Rows from a figure dataset:
>> START

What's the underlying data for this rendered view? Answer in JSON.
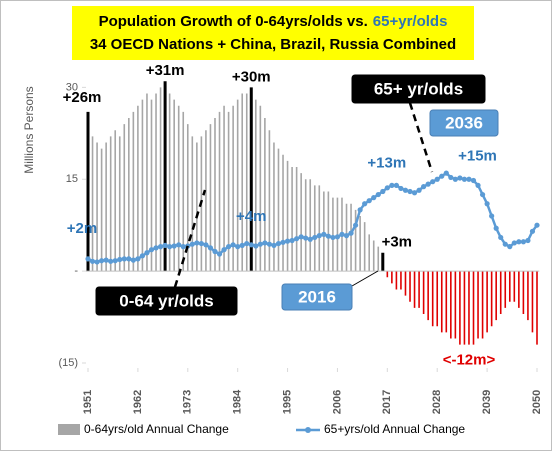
{
  "chart_data": {
    "type": "bar_line",
    "title": [
      "Population Growth of 0-64yrs/olds vs.",
      "65+yr/olds"
    ],
    "subtitle": "34 OECD Nations + China,  Brazil, Russia Combined",
    "y_label": "Millions Persons",
    "x": [
      1951,
      1952,
      1953,
      1954,
      1955,
      1956,
      1957,
      1958,
      1959,
      1960,
      1961,
      1962,
      1963,
      1964,
      1965,
      1966,
      1967,
      1968,
      1969,
      1970,
      1971,
      1972,
      1973,
      1974,
      1975,
      1976,
      1977,
      1978,
      1979,
      1980,
      1981,
      1982,
      1983,
      1984,
      1985,
      1986,
      1987,
      1988,
      1989,
      1990,
      1991,
      1992,
      1993,
      1994,
      1995,
      1996,
      1997,
      1998,
      1999,
      2000,
      2001,
      2002,
      2003,
      2004,
      2005,
      2006,
      2007,
      2008,
      2009,
      2010,
      2011,
      2012,
      2013,
      2014,
      2015,
      2016,
      2017,
      2018,
      2019,
      2020,
      2021,
      2022,
      2023,
      2024,
      2025,
      2026,
      2027,
      2028,
      2029,
      2030,
      2031,
      2032,
      2033,
      2034,
      2035,
      2036,
      2037,
      2038,
      2039,
      2040,
      2041,
      2042,
      2043,
      2044,
      2045,
      2046,
      2047,
      2048,
      2049,
      2050
    ],
    "xlim": [
      1950.5,
      2050.5
    ],
    "xticks": [
      1951,
      1962,
      1973,
      1984,
      1995,
      2006,
      2017,
      2028,
      2039,
      2050
    ],
    "ylim": [
      -15,
      33
    ],
    "yticks": [
      30,
      15,
      {
        "value": 0,
        "label": "-"
      },
      {
        "value": -15,
        "label": "(15)"
      }
    ],
    "series": [
      {
        "name": "0-64yrs/old Annual Change",
        "type": "bar",
        "color": "#a6a6a6",
        "negative_color": "#e00000",
        "highlight_color": "#000000",
        "values": [
          26,
          22,
          21,
          20,
          21,
          22,
          23,
          22,
          24,
          25,
          26,
          27,
          28,
          29,
          28,
          29,
          30,
          31,
          29,
          28,
          27,
          26,
          24,
          22,
          21,
          22,
          23,
          24,
          25,
          26,
          27,
          26,
          27,
          28,
          29,
          29,
          30,
          28,
          27,
          25,
          23,
          21,
          20,
          19,
          18,
          17,
          17,
          16,
          15,
          15,
          14,
          14,
          13,
          13,
          12,
          12,
          12,
          11,
          11,
          10,
          9,
          8,
          6,
          5,
          4,
          3,
          -1,
          -2,
          -3,
          -3,
          -4,
          -5,
          -6,
          -6,
          -7,
          -8,
          -9,
          -9,
          -10,
          -10,
          -11,
          -11,
          -12,
          -12,
          -12,
          -12,
          -11,
          -11,
          -10,
          -9,
          -8,
          -7,
          -6,
          -5,
          -5,
          -6,
          -7,
          -8,
          -10,
          -12
        ]
      },
      {
        "name": "65+yrs/old Annual Change",
        "type": "line",
        "color": "#5b9bd5",
        "values": [
          2,
          1.6,
          1.5,
          1.7,
          1.8,
          1.6,
          1.7,
          1.9,
          2,
          2,
          1.8,
          2,
          2.5,
          3,
          3.5,
          3.8,
          4,
          4.2,
          4,
          4.1,
          4.3,
          4,
          4.1,
          4.4,
          4.6,
          4.5,
          4.3,
          3.8,
          3.2,
          2.8,
          3.5,
          4,
          4.3,
          4,
          4.2,
          4.5,
          4.3,
          4.1,
          4.4,
          4.6,
          4.4,
          4.2,
          4.5,
          4.7,
          4.9,
          5,
          5.3,
          5.6,
          5.4,
          5.2,
          5.5,
          5.8,
          6,
          5.7,
          5.5,
          5.6,
          6,
          5.8,
          6.2,
          7.5,
          10,
          11,
          11.5,
          12,
          12.5,
          13,
          13.6,
          14,
          14,
          13.5,
          13.2,
          13,
          12.8,
          13.2,
          13.8,
          14.2,
          14.6,
          15,
          15.5,
          16,
          15.3,
          15,
          15.2,
          15,
          15,
          14.8,
          14,
          12.5,
          11,
          9,
          7,
          5.5,
          4.4,
          4,
          4.6,
          4.8,
          4.8,
          5,
          6.5,
          7.5
        ]
      }
    ],
    "annotations": [
      {
        "text": "+26m",
        "series": 0,
        "x": 1951,
        "color": "#000000"
      },
      {
        "text": "+31m",
        "series": 0,
        "x": 1968,
        "color": "#000000"
      },
      {
        "text": "+30m",
        "series": 0,
        "x": 1987,
        "color": "#000000"
      },
      {
        "text": "+3m",
        "series": 0,
        "x": 2016,
        "color": "#000000"
      },
      {
        "text": "<-12m>",
        "series": 0,
        "x": 2035,
        "color": "#e00000"
      },
      {
        "text": "+2m",
        "series": 1,
        "x": 1951,
        "color": "#2e75b6"
      },
      {
        "text": "+4m",
        "series": 1,
        "x": 1987,
        "color": "#2e75b6"
      },
      {
        "text": "+13m",
        "series": 1,
        "x": 2016,
        "color": "#2e75b6"
      },
      {
        "text": "+15m",
        "series": 1,
        "x": 2036,
        "color": "#2e75b6"
      }
    ],
    "callouts": [
      {
        "text": "65+ yr/olds",
        "color": "#000000"
      },
      {
        "text": "2036",
        "color": "#5b9bd5"
      },
      {
        "text": "0-64 yr/olds",
        "color": "#000000"
      },
      {
        "text": "2016",
        "color": "#5b9bd5"
      }
    ],
    "legend": "bottom"
  }
}
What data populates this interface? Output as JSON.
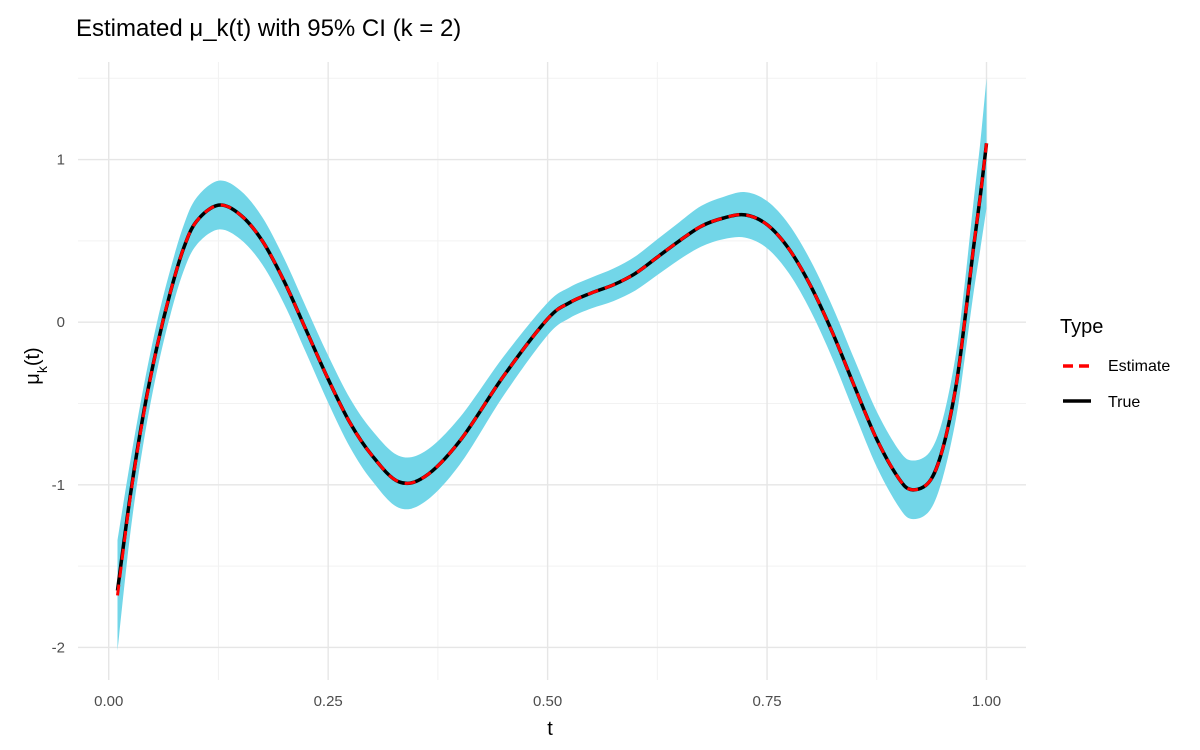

>> END

Images in the records should not be copied. Repeat all the rest exactly.

● Solution for this exercise:
What's the underlying data for this rendered view? Answer in JSON.
{
  "chart_data": {
    "type": "bar_line",
    "title": [
      "Population Growth of 0-64yrs/olds vs.",
      "65+yr/olds"
    ],
    "subtitle": "34 OECD Nations + China,  Brazil, Russia Combined",
    "y_label": "Millions Persons",
    "x": [
      1951,
      1952,
      1953,
      1954,
      1955,
      1956,
      1957,
      1958,
      1959,
      1960,
      1961,
      1962,
      1963,
      1964,
      1965,
      1966,
      1967,
      1968,
      1969,
      1970,
      1971,
      1972,
      1973,
      1974,
      1975,
      1976,
      1977,
      1978,
      1979,
      1980,
      1981,
      1982,
      1983,
      1984,
      1985,
      1986,
      1987,
      1988,
      1989,
      1990,
      1991,
      1992,
      1993,
      1994,
      1995,
      1996,
      1997,
      1998,
      1999,
      2000,
      2001,
      2002,
      2003,
      2004,
      2005,
      2006,
      2007,
      2008,
      2009,
      2010,
      2011,
      2012,
      2013,
      2014,
      2015,
      2016,
      2017,
      2018,
      2019,
      2020,
      2021,
      2022,
      2023,
      2024,
      2025,
      2026,
      2027,
      2028,
      2029,
      2030,
      2031,
      2032,
      2033,
      2034,
      2035,
      2036,
      2037,
      2038,
      2039,
      2040,
      2041,
      2042,
      2043,
      2044,
      2045,
      2046,
      2047,
      2048,
      2049,
      2050
    ],
    "xlim": [
      1950.5,
      2050.5
    ],
    "xticks": [
      1951,
      1962,
      1973,
      1984,
      1995,
      2006,
      2017,
      2028,
      2039,
      2050
    ],
    "ylim": [
      -15,
      33
    ],
    "yticks": [
      30,
      15,
      {
        "value": 0,
        "label": "-"
      },
      {
        "value": -15,
        "label": "(15)"
      }
    ],
    "series": [
      {
        "name": "0-64yrs/old Annual Change",
        "type": "bar",
        "color": "#a6a6a6",
        "negative_color": "#e00000",
        "highlight_color": "#000000",
        "values": [
          26,
          22,
          21,
          20,
          21,
          22,
          23,
          22,
          24,
          25,
          26,
          27,
          28,
          29,
          28,
          29,
          30,
          31,
          29,
          28,
          27,
          26,
          24,
          22,
          21,
          22,
          23,
          24,
          25,
          26,
          27,
          26,
          27,
          28,
          29,
          29,
          30,
          28,
          27,
          25,
          23,
          21,
          20,
          19,
          18,
          17,
          17,
          16,
          15,
          15,
          14,
          14,
          13,
          13,
          12,
          12,
          12,
          11,
          11,
          10,
          9,
          8,
          6,
          5,
          4,
          3,
          -1,
          -2,
          -3,
          -3,
          -4,
          -5,
          -6,
          -6,
          -7,
          -8,
          -9,
          -9,
          -10,
          -10,
          -11,
          -11,
          -12,
          -12,
          -12,
          -12,
          -11,
          -11,
          -10,
          -9,
          -8,
          -7,
          -6,
          -5,
          -5,
          -6,
          -7,
          -8,
          -10,
          -12
        ]
      },
      {
        "name": "65+yrs/old Annual Change",
        "type": "line",
        "color": "#5b9bd5",
        "values": [
          2,
          1.6,
          1.5,
          1.7,
          1.8,
          1.6,
          1.7,
          1.9,
          2,
          2,
          1.8,
          2,
          2.5,
          3,
          3.5,
          3.8,
          4,
          4.2,
          4,
          4.1,
          4.3,
          4,
          4.1,
          4.4,
          4.6,
          4.5,
          4.3,
          3.8,
          3.2,
          2.8,
          3.5,
          4,
          4.3,
          4,
          4.2,
          4.5,
          4.3,
          4.1,
          4.4,
          4.6,
          4.4,
          4.2,
          4.5,
          4.7,
          4.9,
          5,
          5.3,
          5.6,
          5.4,
          5.2,
          5.5,
          5.8,
          6,
          5.7,
          5.5,
          5.6,
          6,
          5.8,
          6.2,
          7.5,
          10,
          11,
          11.5,
          12,
          12.5,
          13,
          13.6,
          14,
          14,
          13.5,
          13.2,
          13,
          12.8,
          13.2,
          13.8,
          14.2,
          14.6,
          15,
          15.5,
          16,
          15.3,
          15,
          15.2,
          15,
          15,
          14.8,
          14,
          12.5,
          11,
          9,
          7,
          5.5,
          4.4,
          4,
          4.6,
          4.8,
          4.8,
          5,
          6.5,
          7.5
        ]
      }
    ],
    "annotations": [
      {
        "text": "+26m",
        "series": 0,
        "x": 1951,
        "color": "#000000"
      },
      {
        "text": "+31m",
        "series": 0,
        "x": 1968,
        "color": "#000000"
      },
      {
        "text": "+30m",
        "series": 0,
        "x": 1987,
        "color": "#000000"
      },
      {
        "text": "+3m",
        "series": 0,
        "x": 2016,
        "color": "#000000"
      },
      {
        "text": "<-12m>",
        "series": 0,
        "x": 2035,
        "color": "#e00000"
      },
      {
        "text": "+2m",
        "series": 1,
        "x": 1951,
        "color": "#2e75b6"
      },
      {
        "text": "+4m",
        "series": 1,
        "x": 1987,
        "color": "#2e75b6"
      },
      {
        "text": "+13m",
        "series": 1,
        "x": 2016,
        "color": "#2e75b6"
      },
      {
        "text": "+15m",
        "series": 1,
        "x": 2036,
        "color": "#2e75b6"
      }
    ],
    "callouts": [
      {
        "text": "65+ yr/olds",
        "color": "#000000"
      },
      {
        "text": "2036",
        "color": "#5b9bd5"
      },
      {
        "text": "0-64 yr/olds",
        "color": "#000000"
      },
      {
        "text": "2016",
        "color": "#5b9bd5"
      }
    ],
    "legend": "bottom"
  }
}
What data populates this interface? Output as JSON.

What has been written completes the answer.